» **Given exercise**:
Each record needs to be echoed exactly; can you do that?

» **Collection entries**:
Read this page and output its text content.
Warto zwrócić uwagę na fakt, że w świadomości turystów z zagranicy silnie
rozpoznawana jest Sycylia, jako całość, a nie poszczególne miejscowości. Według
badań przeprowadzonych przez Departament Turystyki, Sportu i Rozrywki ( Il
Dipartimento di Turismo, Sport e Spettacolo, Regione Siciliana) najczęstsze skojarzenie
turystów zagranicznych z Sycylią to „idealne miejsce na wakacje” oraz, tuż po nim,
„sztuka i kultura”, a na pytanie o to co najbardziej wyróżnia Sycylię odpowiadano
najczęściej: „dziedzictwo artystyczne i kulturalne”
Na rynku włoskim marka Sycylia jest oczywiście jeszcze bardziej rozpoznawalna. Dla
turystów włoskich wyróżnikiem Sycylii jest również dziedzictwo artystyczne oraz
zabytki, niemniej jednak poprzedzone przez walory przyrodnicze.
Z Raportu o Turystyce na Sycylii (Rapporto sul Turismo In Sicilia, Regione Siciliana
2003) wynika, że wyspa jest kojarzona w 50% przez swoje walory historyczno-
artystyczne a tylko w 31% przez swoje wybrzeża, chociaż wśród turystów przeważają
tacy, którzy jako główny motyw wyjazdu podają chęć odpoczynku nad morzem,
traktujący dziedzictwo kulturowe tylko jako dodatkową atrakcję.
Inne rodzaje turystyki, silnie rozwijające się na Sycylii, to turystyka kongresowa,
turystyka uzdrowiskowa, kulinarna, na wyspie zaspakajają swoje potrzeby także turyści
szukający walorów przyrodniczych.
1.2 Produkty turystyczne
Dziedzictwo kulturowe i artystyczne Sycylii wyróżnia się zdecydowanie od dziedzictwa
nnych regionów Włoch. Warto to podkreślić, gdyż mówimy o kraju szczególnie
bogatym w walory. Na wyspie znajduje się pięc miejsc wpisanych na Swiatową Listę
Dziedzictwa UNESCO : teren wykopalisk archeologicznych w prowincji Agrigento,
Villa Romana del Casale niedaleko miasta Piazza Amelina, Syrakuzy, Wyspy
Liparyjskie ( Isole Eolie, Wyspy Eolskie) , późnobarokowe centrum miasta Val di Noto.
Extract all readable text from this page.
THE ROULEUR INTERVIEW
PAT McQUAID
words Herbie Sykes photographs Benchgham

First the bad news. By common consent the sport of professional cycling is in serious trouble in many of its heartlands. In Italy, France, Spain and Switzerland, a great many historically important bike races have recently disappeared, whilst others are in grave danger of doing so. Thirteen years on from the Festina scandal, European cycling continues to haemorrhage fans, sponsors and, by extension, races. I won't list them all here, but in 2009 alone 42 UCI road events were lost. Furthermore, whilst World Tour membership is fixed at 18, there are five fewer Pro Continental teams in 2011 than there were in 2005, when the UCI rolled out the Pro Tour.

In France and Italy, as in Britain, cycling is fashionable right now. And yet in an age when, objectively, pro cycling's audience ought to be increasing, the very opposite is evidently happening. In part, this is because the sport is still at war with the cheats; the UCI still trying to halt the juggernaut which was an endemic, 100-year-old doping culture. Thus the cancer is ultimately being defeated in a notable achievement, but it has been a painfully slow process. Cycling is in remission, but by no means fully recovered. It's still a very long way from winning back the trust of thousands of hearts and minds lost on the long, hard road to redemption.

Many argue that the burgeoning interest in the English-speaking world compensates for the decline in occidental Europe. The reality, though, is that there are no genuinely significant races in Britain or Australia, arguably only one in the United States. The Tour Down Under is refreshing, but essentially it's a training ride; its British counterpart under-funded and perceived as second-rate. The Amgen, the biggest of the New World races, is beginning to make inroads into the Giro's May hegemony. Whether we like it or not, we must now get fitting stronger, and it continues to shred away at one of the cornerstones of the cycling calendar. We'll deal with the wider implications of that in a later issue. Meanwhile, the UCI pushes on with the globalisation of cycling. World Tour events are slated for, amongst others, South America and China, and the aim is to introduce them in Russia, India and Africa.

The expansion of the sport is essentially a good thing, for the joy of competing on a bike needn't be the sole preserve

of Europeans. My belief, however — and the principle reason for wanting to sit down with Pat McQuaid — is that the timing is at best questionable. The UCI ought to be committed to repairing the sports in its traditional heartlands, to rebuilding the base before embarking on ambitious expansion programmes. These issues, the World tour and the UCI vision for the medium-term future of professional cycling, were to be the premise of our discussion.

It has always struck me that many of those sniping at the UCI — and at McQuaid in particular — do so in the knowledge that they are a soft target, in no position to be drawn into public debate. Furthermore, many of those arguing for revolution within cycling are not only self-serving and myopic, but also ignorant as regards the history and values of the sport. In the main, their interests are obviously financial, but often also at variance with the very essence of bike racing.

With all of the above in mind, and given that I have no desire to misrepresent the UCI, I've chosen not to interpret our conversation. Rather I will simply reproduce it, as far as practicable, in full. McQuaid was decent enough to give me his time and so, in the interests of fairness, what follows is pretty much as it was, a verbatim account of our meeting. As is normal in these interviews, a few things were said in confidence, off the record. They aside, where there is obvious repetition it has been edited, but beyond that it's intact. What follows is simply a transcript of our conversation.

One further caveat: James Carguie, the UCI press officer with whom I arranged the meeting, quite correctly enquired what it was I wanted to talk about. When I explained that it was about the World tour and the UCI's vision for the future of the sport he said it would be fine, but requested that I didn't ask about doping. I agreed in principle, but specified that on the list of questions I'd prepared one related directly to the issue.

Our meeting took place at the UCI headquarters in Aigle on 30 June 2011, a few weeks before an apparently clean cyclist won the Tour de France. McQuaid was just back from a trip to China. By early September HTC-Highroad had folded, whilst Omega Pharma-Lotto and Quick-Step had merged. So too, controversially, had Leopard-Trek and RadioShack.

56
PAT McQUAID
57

» **Answer to this problem**:
Read this page and output its text content.
Warto zwrócić uwagę na fakt, że w świadomości turystów z zagranicy silnie
rozpoznawana jest Sycylia, jako całość, a nie poszczególne miejscowości. Według
badań przeprowadzonych przez Departament Turystyki, Sportu i Rozrywki ( Il
Dipartimento di Turismo, Sport e Spettacolo, Regione Siciliana) najczęstsze skojarzenie
turystów zagranicznych z Sycylią to „idealne miejsce na wakacje” oraz, tuż po nim,
„sztuka i kultura”, a na pytanie o to co najbardziej wyróżnia Sycylię odpowiadano
najczęściej: „dziedzictwo artystyczne i kulturalne”
Na rynku włoskim marka Sycylia jest oczywiście jeszcze bardziej rozpoznawalna. Dla
turystów włoskich wyróżnikiem Sycylii jest również dziedzictwo artystyczne oraz
zabytki, niemniej jednak poprzedzone przez walory przyrodnicze.
Z Raportu o Turystyce na Sycylii (Rapporto sul Turismo In Sicilia, Regione Siciliana
2003) wynika, że wyspa jest kojarzona w 50% przez swoje walory historyczno-
artystyczne a tylko w 31% przez swoje wybrzeża, chociaż wśród turystów przeważają
tacy, którzy jako główny motyw wyjazdu podają chęć odpoczynku nad morzem,
traktujący dziedzictwo kulturowe tylko jako dodatkową atrakcję.
Inne rodzaje turystyki, silnie rozwijające się na Sycylii, to turystyka kongresowa,
turystyka uzdrowiskowa, kulinarna, na wyspie zaspakajają swoje potrzeby także turyści
szukający walorów przyrodniczych.
1.2 Produkty turystyczne
Dziedzictwo kulturowe i artystyczne Sycylii wyróżnia się zdecydowanie od dziedzictwa
nnych regionów Włoch. Warto to podkreślić, gdyż mówimy o kraju szczególnie
bogatym w walory. Na wyspie znajduje się pięc miejsc wpisanych na Swiatową Listę
Dziedzictwa UNESCO : teren wykopalisk archeologicznych w prowincji Agrigento,
Villa Romana del Casale niedaleko miasta Piazza Amelina, Syrakuzy, Wyspy
Liparyjskie ( Isole Eolie, Wyspy Eolskie) , późnobarokowe centrum miasta Val di Noto.
Extract all readable text from this page.
THE ROULEUR INTERVIEW
PAT McQUAID
words Herbie Sykes photographs Benchgham

First the bad news. By common consent the sport of professional cycling is in serious trouble in many of its heartlands. In Italy, France, Spain and Switzerland, a great many historically important bike races have recently disappeared, whilst others are in grave danger of doing so. Thirteen years on from the Festina scandal, European cycling continues to haemorrhage fans, sponsors and, by extension, races. I won't list them all here, but in 2009 alone 42 UCI road events were lost. Furthermore, whilst World Tour membership is fixed at 18, there are five fewer Pro Continental teams in 2011 than there were in 2005, when the UCI rolled out the Pro Tour.

In France and Italy, as in Britain, cycling is fashionable right now. And yet in an age when, objectively, pro cycling's audience ought to be increasing, the very opposite is evidently happening. In part, this is because the sport is still at war with the cheats; the UCI still trying to halt the juggernaut which was an endemic, 100-year-old doping culture. Thus the cancer is ultimately being defeated in a notable achievement, but it has been a painfully slow process. Cycling is in remission, but by no means fully recovered. It's still a very long way from winning back the trust of thousands of hearts and minds lost on the long, hard road to redemption.

Many argue that the burgeoning interest in the English-speaking world compensates for the decline in occidental Europe. The reality, though, is that there are no genuinely significant races in Britain or Australia, arguably only one in the United States. The Tour Down Under is refreshing, but essentially it's a training ride; its British counterpart under-funded and perceived as second-rate. The Amgen, the biggest of the New World races, is beginning to make inroads into the Giro's May hegemony. Whether we like it or not, we must now get fitting stronger, and it continues to shred away at one of the cornerstones of the cycling calendar. We'll deal with the wider implications of that in a later issue. Meanwhile, the UCI pushes on with the globalisation of cycling. World Tour events are slated for, amongst others, South America and China, and the aim is to introduce them in Russia, India and Africa.

The expansion of the sport is essentially a good thing, for the joy of competing on a bike needn't be the sole preserve

of Europeans. My belief, however — and the principle reason for wanting to sit down with Pat McQuaid — is that the timing is at best questionable. The UCI ought to be committed to repairing the sports in its traditional heartlands, to rebuilding the base before embarking on ambitious expansion programmes. These issues, the World tour and the UCI vision for the medium-term future of professional cycling, were to be the premise of our discussion.

It has always struck me that many of those sniping at the UCI — and at McQuaid in particular — do so in the knowledge that they are a soft target, in no position to be drawn into public debate. Furthermore, many of those arguing for revolution within cycling are not only self-serving and myopic, but also ignorant as regards the history and values of the sport. In the main, their interests are obviously financial, but often also at variance with the very essence of bike racing.

With all of the above in mind, and given that I have no desire to misrepresent the UCI, I've chosen not to interpret our conversation. Rather I will simply reproduce it, as far as practicable, in full. McQuaid was decent enough to give me his time and so, in the interests of fairness, what follows is pretty much as it was, a verbatim account of our meeting. As is normal in these interviews, a few things were said in confidence, off the record. They aside, where there is obvious repetition it has been edited, but beyond that it's intact. What follows is simply a transcript of our conversation.

One further caveat: James Carguie, the UCI press officer with whom I arranged the meeting, quite correctly enquired what it was I wanted to talk about. When I explained that it was about the World tour and the UCI's vision for the future of the sport he said it would be fine, but requested that I didn't ask about doping. I agreed in principle, but specified that on the list of questions I'd prepared one related directly to the issue.

Our meeting took place at the UCI headquarters in Aigle on 30 June 2011, a few weeks before an apparently clean cyclist won the Tour de France. McQuaid was just back from a trip to China. By early September HTC-Highroad had folded, whilst Omega Pharma-Lotto and Quick-Step had merged. So too, controversially, had Leopard-Trek and RadioShack.

56
PAT McQUAID
57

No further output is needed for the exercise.